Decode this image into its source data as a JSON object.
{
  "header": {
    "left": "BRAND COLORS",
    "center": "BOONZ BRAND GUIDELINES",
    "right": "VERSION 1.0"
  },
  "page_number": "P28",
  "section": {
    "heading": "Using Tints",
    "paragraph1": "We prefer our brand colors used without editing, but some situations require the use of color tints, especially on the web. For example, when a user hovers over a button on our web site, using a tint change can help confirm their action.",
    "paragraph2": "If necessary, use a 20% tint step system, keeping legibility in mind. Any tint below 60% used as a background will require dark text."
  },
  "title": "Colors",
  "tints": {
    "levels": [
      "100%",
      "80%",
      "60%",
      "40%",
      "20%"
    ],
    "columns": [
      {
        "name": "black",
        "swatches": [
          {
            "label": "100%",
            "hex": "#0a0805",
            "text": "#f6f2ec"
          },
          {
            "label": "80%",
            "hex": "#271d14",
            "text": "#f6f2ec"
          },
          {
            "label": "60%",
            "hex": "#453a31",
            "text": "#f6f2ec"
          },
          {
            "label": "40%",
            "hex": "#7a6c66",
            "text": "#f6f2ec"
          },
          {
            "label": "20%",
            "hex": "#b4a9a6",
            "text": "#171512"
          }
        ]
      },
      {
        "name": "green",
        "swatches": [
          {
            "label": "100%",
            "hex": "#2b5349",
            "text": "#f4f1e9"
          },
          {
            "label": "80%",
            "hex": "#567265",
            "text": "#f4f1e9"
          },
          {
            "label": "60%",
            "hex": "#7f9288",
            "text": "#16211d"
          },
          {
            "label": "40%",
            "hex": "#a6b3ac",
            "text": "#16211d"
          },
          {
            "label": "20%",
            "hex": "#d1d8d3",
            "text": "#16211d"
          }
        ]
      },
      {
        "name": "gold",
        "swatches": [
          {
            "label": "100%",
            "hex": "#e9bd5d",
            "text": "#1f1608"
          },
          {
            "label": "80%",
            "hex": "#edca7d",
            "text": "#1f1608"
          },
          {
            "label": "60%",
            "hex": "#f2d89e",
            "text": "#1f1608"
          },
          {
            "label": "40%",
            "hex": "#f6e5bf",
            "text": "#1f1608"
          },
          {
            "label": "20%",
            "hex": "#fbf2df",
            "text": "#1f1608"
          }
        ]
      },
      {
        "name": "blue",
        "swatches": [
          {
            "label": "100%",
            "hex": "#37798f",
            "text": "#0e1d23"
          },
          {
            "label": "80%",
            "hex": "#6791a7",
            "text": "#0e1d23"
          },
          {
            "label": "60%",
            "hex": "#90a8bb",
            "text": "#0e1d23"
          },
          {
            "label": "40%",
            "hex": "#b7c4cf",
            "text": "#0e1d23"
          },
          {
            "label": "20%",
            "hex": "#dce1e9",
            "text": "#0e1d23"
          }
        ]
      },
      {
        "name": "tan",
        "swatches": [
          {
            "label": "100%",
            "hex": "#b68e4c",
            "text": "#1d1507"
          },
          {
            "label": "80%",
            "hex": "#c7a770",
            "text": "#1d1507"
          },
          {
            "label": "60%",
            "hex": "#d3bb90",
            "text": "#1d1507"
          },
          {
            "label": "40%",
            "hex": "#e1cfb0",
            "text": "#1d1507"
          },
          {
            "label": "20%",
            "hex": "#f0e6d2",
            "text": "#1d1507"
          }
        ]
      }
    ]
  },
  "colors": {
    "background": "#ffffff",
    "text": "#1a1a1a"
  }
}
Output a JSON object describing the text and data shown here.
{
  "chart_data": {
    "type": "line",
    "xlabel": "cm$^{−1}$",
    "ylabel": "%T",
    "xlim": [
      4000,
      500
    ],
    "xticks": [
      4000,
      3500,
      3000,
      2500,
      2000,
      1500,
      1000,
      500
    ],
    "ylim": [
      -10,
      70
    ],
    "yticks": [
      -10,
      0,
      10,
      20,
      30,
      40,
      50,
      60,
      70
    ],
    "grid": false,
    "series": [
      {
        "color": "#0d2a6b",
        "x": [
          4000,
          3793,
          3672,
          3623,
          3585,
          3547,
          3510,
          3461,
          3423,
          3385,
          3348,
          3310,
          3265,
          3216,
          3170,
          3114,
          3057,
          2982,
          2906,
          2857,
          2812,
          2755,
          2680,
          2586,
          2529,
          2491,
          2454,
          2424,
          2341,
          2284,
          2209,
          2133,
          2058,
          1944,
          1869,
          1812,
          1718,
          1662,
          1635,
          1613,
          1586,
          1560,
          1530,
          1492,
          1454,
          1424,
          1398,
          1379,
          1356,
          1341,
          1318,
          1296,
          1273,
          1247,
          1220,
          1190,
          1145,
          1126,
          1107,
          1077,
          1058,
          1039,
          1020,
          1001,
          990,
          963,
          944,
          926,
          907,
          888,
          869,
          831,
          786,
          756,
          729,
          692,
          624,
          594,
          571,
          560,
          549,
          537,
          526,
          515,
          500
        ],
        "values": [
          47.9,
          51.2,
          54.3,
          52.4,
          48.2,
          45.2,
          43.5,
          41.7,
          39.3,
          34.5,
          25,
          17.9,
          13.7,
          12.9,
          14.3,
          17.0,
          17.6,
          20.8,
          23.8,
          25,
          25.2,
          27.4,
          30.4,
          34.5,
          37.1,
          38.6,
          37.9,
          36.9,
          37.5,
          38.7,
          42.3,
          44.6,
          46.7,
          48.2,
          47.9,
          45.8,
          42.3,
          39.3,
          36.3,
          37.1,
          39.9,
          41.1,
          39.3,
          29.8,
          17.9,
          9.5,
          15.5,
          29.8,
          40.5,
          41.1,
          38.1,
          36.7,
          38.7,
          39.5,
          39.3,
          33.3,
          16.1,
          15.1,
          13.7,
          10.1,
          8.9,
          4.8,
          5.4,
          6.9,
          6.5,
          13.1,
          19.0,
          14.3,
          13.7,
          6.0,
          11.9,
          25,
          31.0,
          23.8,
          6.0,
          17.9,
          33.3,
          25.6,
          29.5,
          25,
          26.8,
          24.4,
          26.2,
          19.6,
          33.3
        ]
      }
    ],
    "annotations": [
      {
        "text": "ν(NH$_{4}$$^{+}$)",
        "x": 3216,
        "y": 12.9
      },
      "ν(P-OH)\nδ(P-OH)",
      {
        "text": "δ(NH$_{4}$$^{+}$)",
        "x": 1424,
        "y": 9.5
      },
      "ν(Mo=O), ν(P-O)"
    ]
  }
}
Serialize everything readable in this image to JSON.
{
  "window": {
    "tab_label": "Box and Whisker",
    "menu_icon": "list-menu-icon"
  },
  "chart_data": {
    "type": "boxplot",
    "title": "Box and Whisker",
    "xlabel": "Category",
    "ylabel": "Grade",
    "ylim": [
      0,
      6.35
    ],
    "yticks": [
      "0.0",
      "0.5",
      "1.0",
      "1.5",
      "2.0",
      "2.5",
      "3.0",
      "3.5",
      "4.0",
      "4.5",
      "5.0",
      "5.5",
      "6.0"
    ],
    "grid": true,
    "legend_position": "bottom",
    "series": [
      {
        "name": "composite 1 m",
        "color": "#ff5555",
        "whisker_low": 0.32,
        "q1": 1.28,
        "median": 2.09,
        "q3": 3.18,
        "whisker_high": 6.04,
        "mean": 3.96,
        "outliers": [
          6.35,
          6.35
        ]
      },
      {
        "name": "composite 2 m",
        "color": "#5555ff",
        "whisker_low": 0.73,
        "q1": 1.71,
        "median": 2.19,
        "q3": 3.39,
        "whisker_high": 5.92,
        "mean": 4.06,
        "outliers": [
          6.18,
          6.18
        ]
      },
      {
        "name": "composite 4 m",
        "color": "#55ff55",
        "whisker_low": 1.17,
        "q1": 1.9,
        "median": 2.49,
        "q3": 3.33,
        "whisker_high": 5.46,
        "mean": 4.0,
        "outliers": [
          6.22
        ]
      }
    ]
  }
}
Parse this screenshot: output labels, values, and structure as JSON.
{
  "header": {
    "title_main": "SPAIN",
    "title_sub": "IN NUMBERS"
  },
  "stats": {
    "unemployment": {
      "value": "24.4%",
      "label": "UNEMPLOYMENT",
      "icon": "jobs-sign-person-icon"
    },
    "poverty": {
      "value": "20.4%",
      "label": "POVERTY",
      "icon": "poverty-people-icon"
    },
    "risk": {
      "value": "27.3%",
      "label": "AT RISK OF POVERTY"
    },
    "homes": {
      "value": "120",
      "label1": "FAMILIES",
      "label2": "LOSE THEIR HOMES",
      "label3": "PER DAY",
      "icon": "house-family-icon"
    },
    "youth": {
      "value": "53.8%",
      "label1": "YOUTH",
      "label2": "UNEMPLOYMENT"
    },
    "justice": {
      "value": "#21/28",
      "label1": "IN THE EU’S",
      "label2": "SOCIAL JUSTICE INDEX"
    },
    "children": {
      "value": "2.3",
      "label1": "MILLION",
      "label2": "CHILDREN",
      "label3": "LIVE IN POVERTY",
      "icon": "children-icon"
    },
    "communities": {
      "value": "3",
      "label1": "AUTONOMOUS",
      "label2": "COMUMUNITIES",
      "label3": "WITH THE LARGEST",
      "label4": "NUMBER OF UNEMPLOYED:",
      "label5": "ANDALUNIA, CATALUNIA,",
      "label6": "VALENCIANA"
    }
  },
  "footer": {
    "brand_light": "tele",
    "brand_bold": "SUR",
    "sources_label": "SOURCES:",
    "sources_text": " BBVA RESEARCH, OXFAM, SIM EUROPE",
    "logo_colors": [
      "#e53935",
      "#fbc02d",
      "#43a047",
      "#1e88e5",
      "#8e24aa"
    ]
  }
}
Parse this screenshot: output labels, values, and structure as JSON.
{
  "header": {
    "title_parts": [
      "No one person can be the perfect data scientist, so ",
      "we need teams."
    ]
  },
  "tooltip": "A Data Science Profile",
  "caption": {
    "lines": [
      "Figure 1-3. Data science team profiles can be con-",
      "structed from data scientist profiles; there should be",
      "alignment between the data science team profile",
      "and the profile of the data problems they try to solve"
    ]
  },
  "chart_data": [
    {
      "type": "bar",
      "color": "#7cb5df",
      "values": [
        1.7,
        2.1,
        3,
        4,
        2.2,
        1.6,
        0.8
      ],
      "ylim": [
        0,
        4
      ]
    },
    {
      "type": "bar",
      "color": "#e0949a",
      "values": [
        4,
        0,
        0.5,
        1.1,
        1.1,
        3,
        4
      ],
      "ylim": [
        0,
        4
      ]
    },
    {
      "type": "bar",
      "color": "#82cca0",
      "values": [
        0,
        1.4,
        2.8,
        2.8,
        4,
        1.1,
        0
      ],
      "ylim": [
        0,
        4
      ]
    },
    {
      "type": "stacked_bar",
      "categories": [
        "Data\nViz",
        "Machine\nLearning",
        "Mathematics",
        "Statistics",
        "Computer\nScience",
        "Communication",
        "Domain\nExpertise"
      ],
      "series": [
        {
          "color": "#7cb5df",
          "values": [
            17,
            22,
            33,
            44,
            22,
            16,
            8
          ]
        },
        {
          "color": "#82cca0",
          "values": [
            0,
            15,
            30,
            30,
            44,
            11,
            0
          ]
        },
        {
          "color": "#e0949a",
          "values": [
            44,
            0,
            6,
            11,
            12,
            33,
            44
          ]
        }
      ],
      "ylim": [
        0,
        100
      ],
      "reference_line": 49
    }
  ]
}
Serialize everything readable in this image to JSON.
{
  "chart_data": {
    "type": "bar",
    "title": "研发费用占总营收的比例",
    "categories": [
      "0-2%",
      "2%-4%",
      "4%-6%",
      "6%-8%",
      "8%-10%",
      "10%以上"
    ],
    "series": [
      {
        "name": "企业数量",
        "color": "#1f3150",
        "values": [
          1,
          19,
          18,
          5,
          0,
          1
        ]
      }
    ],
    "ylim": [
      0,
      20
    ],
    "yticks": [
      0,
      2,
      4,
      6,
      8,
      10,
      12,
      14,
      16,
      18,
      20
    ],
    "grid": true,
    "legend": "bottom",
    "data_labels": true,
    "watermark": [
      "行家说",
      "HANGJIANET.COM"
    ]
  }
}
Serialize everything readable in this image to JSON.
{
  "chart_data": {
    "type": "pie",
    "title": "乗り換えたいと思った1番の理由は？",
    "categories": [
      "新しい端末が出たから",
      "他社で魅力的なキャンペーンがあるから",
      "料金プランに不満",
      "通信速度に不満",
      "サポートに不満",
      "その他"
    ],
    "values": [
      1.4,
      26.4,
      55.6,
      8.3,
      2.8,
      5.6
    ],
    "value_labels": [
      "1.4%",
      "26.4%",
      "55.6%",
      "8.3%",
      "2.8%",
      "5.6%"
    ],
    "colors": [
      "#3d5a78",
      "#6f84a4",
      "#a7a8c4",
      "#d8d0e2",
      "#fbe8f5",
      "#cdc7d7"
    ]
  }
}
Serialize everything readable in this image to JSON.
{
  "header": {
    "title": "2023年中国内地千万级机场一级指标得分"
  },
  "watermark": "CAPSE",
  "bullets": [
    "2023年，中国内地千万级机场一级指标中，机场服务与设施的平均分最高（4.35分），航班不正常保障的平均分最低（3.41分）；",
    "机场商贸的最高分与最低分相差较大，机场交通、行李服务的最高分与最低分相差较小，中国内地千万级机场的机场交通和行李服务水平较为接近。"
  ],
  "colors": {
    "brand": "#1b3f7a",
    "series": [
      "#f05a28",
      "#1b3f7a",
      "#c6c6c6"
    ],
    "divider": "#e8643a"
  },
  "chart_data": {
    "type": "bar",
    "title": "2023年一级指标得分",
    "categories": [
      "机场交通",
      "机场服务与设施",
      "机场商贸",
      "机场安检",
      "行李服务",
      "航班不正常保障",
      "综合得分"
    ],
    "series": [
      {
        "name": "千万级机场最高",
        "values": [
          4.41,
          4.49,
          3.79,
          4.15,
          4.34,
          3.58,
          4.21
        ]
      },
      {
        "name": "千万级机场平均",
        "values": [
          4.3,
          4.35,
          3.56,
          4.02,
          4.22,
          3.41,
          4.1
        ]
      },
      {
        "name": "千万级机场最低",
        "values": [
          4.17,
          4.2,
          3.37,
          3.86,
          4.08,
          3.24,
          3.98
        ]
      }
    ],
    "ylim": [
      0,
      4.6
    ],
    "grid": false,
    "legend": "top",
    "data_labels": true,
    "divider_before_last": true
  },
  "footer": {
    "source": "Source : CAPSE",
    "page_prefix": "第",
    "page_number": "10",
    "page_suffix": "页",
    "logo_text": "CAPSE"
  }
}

------------------------------------

> **PROBLEM DESCRIPTION**
Each line in the data that holds the string "scientist" should be found and copied.

> **ANSWER FOR THE TASK**
      "No one person can be the perfect data scientist, so ",
      "structed from data scientist profiles; there should be",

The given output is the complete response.